Written problem —
The data must be written out once more, precisely as given.

=== Supplied data ===

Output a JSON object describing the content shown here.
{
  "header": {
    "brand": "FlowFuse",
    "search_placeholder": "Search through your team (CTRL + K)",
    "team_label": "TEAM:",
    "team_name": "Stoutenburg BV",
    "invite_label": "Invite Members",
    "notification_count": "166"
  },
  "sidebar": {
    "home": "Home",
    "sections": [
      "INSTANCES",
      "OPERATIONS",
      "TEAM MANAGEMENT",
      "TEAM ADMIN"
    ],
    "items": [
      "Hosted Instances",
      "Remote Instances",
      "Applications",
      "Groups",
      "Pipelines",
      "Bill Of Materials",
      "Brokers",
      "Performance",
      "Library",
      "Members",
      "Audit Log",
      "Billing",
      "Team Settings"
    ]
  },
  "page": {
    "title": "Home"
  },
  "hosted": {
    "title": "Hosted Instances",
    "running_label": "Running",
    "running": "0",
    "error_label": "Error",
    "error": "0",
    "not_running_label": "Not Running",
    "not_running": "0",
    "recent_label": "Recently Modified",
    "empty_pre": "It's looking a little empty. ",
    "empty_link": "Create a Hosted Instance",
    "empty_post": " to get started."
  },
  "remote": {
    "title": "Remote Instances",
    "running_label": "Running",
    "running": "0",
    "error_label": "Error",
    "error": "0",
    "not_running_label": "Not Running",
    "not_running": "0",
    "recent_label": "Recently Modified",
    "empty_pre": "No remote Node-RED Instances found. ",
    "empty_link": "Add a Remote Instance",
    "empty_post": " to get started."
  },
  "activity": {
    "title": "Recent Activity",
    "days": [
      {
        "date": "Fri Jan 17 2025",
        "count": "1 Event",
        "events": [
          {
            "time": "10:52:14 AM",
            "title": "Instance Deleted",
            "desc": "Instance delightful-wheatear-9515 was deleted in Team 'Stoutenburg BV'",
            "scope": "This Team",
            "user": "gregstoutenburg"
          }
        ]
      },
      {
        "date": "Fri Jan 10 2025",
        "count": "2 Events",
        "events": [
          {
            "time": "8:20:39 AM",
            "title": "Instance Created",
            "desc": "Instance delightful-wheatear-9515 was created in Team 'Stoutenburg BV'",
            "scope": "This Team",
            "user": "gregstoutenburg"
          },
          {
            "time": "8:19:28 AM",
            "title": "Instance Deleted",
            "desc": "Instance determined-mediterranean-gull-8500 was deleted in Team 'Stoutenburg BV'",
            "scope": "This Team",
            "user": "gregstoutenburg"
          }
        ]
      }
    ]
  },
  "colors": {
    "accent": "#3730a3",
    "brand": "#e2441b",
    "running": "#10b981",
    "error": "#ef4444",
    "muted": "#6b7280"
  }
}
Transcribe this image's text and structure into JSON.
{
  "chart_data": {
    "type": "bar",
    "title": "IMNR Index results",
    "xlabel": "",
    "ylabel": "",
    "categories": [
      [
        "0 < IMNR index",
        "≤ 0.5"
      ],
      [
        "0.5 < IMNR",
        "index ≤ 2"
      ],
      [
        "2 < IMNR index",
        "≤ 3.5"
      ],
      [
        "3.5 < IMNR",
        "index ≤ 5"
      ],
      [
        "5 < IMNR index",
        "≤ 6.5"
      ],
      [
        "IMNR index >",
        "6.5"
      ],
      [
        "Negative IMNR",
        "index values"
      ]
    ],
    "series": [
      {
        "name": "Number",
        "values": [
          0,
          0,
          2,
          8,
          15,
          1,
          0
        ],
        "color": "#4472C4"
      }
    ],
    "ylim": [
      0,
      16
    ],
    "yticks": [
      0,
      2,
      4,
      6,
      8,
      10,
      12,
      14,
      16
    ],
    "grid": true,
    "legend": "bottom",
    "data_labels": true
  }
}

===

Complete answer —
Output a JSON object describing the content shown here.
{
  "header": {
    "brand": "FlowFuse",
    "search_placeholder": "Search through your team (CTRL + K)",
    "team_label": "TEAM:",
    "team_name": "Stoutenburg BV",
    "invite_label": "Invite Members",
    "notification_count": "166"
  },
  "sidebar": {
    "home": "Home",
    "sections": [
      "INSTANCES",
      "OPERATIONS",
      "TEAM MANAGEMENT",
      "TEAM ADMIN"
    ],
    "items": [
      "Hosted Instances",
      "Remote Instances",
      "Applications",
      "Groups",
      "Pipelines",
      "Bill Of Materials",
      "Brokers",
      "Performance",
      "Library",
      "Members",
      "Audit Log",
      "Billing",
      "Team Settings"
    ]
  },
  "page": {
    "title": "Home"
  },
  "hosted": {
    "title": "Hosted Instances",
    "running_label": "Running",
    "running": "0",
    "error_label": "Error",
    "error": "0",
    "not_running_label": "Not Running",
    "not_running": "0",
    "recent_label": "Recently Modified",
    "empty_pre": "It's looking a little empty. ",
    "empty_link": "Create a Hosted Instance",
    "empty_post": " to get started."
  },
  "remote": {
    "title": "Remote Instances",
    "running_label": "Running",
    "running": "0",
    "error_label": "Error",
    "error": "0",
    "not_running_label": "Not Running",
    "not_running": "0",
    "recent_label": "Recently Modified",
    "empty_pre": "No remote Node-RED Instances found. ",
    "empty_link": "Add a Remote Instance",
    "empty_post": " to get started."
  },
  "activity": {
    "title": "Recent Activity",
    "days": [
      {
        "date": "Fri Jan 17 2025",
        "count": "1 Event",
        "events": [
          {
            "time": "10:52:14 AM",
            "title": "Instance Deleted",
            "desc": "Instance delightful-wheatear-9515 was deleted in Team 'Stoutenburg BV'",
            "scope": "This Team",
            "user": "gregstoutenburg"
          }
        ]
      },
      {
        "date": "Fri Jan 10 2025",
        "count": "2 Events",
        "events": [
          {
            "time": "8:20:39 AM",
            "title": "Instance Created",
            "desc": "Instance delightful-wheatear-9515 was created in Team 'Stoutenburg BV'",
            "scope": "This Team",
            "user": "gregstoutenburg"
          },
          {
            "time": "8:19:28 AM",
            "title": "Instance Deleted",
            "desc": "Instance determined-mediterranean-gull-8500 was deleted in Team 'Stoutenburg BV'",
            "scope": "This Team",
            "user": "gregstoutenburg"
          }
        ]
      }
    ]
  },
  "colors": {
    "accent": "#3730a3",
    "brand": "#e2441b",
    "running": "#10b981",
    "error": "#ef4444",
    "muted": "#6b7280"
  }
}
Transcribe this image's text and structure into JSON.
{
  "chart_data": {
    "type": "bar",
    "title": "IMNR Index results",
    "xlabel": "",
    "ylabel": "",
    "categories": [
      [
        "0 < IMNR index",
        "≤ 0.5"
      ],
      [
        "0.5 < IMNR",
        "index ≤ 2"
      ],
      [
        "2 < IMNR index",
        "≤ 3.5"
      ],
      [
        "3.5 < IMNR",
        "index ≤ 5"
      ],
      [
        "5 < IMNR index",
        "≤ 6.5"
      ],
      [
        "IMNR index >",
        "6.5"
      ],
      [
        "Negative IMNR",
        "index values"
      ]
    ],
    "series": [
      {
        "name": "Number",
        "values": [
          0,
          0,
          2,
          8,
          15,
          1,
          0
        ],
        "color": "#4472C4"
      }
    ],
    "ylim": [
      0,
      16
    ],
    "yticks": [
      0,
      2,
      4,
      6,
      8,
      10,
      12,
      14,
      16
    ],
    "grid": true,
    "legend": "bottom",
    "data_labels": true
  }
}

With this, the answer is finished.